# START OF Extracted entries

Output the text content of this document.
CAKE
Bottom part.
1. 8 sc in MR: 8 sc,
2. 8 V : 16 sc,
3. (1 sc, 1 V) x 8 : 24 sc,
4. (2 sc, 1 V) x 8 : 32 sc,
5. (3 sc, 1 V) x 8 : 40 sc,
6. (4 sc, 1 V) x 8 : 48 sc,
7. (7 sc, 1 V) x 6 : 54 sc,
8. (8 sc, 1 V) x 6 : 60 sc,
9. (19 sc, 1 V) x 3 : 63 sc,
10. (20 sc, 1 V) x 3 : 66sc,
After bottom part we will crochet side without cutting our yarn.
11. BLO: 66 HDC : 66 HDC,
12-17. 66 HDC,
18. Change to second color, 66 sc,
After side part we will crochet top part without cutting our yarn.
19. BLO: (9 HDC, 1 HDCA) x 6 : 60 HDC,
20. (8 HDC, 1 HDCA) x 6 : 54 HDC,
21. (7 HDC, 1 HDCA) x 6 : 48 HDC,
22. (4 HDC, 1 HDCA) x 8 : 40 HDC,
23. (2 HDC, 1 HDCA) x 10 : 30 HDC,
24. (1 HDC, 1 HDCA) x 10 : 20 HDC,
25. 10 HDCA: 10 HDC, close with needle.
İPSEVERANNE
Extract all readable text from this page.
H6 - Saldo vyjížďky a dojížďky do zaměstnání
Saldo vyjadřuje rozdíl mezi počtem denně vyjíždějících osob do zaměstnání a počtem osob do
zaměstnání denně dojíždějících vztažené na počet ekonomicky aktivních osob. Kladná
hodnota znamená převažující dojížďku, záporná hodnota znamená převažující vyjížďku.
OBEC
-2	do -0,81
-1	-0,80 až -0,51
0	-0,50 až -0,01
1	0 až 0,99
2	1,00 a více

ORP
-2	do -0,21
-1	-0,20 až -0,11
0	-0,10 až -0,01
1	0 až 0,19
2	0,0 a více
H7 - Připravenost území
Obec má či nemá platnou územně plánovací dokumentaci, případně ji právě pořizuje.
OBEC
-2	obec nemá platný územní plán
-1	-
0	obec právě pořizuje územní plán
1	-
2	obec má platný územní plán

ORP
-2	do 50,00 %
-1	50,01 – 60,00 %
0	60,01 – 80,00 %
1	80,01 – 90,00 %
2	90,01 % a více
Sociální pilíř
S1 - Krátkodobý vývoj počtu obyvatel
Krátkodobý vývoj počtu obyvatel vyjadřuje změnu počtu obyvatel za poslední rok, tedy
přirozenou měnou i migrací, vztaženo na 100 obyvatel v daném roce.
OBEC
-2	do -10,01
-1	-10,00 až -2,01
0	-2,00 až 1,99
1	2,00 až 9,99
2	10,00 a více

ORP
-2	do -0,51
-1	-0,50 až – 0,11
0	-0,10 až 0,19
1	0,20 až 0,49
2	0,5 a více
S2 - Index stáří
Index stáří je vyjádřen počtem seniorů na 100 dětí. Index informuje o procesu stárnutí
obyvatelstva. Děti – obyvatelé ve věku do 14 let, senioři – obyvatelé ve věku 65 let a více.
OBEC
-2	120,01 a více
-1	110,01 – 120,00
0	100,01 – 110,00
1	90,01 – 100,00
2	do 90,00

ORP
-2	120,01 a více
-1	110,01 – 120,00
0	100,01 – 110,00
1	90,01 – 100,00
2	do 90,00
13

# END OF Extracted entries

== Exercise ==
Go through the records above and retype each one exactly.

== Reply to the task ==
Output the text content of this document.
CAKE
Bottom part.
1. 8 sc in MR: 8 sc,
2. 8 V : 16 sc,
3. (1 sc, 1 V) x 8 : 24 sc,
4. (2 sc, 1 V) x 8 : 32 sc,
5. (3 sc, 1 V) x 8 : 40 sc,
6. (4 sc, 1 V) x 8 : 48 sc,
7. (7 sc, 1 V) x 6 : 54 sc,
8. (8 sc, 1 V) x 6 : 60 sc,
9. (19 sc, 1 V) x 3 : 63 sc,
10. (20 sc, 1 V) x 3 : 66sc,
After bottom part we will crochet side without cutting our yarn.
11. BLO: 66 HDC : 66 HDC,
12-17. 66 HDC,
18. Change to second color, 66 sc,
After side part we will crochet top part without cutting our yarn.
19. BLO: (9 HDC, 1 HDCA) x 6 : 60 HDC,
20. (8 HDC, 1 HDCA) x 6 : 54 HDC,
21. (7 HDC, 1 HDCA) x 6 : 48 HDC,
22. (4 HDC, 1 HDCA) x 8 : 40 HDC,
23. (2 HDC, 1 HDCA) x 10 : 30 HDC,
24. (1 HDC, 1 HDCA) x 10 : 20 HDC,
25. 10 HDCA: 10 HDC, close with needle.
İPSEVERANNE
Extract all readable text from this page.
H6 - Saldo vyjížďky a dojížďky do zaměstnání
Saldo vyjadřuje rozdíl mezi počtem denně vyjíždějících osob do zaměstnání a počtem osob do
zaměstnání denně dojíždějících vztažené na počet ekonomicky aktivních osob. Kladná
hodnota znamená převažující dojížďku, záporná hodnota znamená převažující vyjížďku.
OBEC
-2	do -0,81
-1	-0,80 až -0,51
0	-0,50 až -0,01
1	0 až 0,99
2	1,00 a více

ORP
-2	do -0,21
-1	-0,20 až -0,11
0	-0,10 až -0,01
1	0 až 0,19
2	0,0 a více
H7 - Připravenost území
Obec má či nemá platnou územně plánovací dokumentaci, případně ji právě pořizuje.
OBEC
-2	obec nemá platný územní plán
-1	-
0	obec právě pořizuje územní plán
1	-
2	obec má platný územní plán

ORP
-2	do 50,00 %
-1	50,01 – 60,00 %
0	60,01 – 80,00 %
1	80,01 – 90,00 %
2	90,01 % a více
Sociální pilíř
S1 - Krátkodobý vývoj počtu obyvatel
Krátkodobý vývoj počtu obyvatel vyjadřuje změnu počtu obyvatel za poslední rok, tedy
přirozenou měnou i migrací, vztaženo na 100 obyvatel v daném roce.
OBEC
-2	do -10,01
-1	-10,00 až -2,01
0	-2,00 až 1,99
1	2,00 až 9,99
2	10,00 a více

ORP
-2	do -0,51
-1	-0,50 až – 0,11
0	-0,10 až 0,19
1	0,20 až 0,49
2	0,5 a více
S2 - Index stáří
Index stáří je vyjádřen počtem seniorů na 100 dětí. Index informuje o procesu stárnutí
obyvatelstva. Děti – obyvatelé ve věku do 14 let, senioři – obyvatelé ve věku 65 let a více.
OBEC
-2	120,01 a více
-1	110,01 – 120,00
0	100,01 – 110,00
1	90,01 – 100,00
2	do 90,00

ORP
-2	120,01 a více
-1	110,01 – 120,00
0	100,01 – 110,00
1	90,01 – 100,00
2	do 90,00
13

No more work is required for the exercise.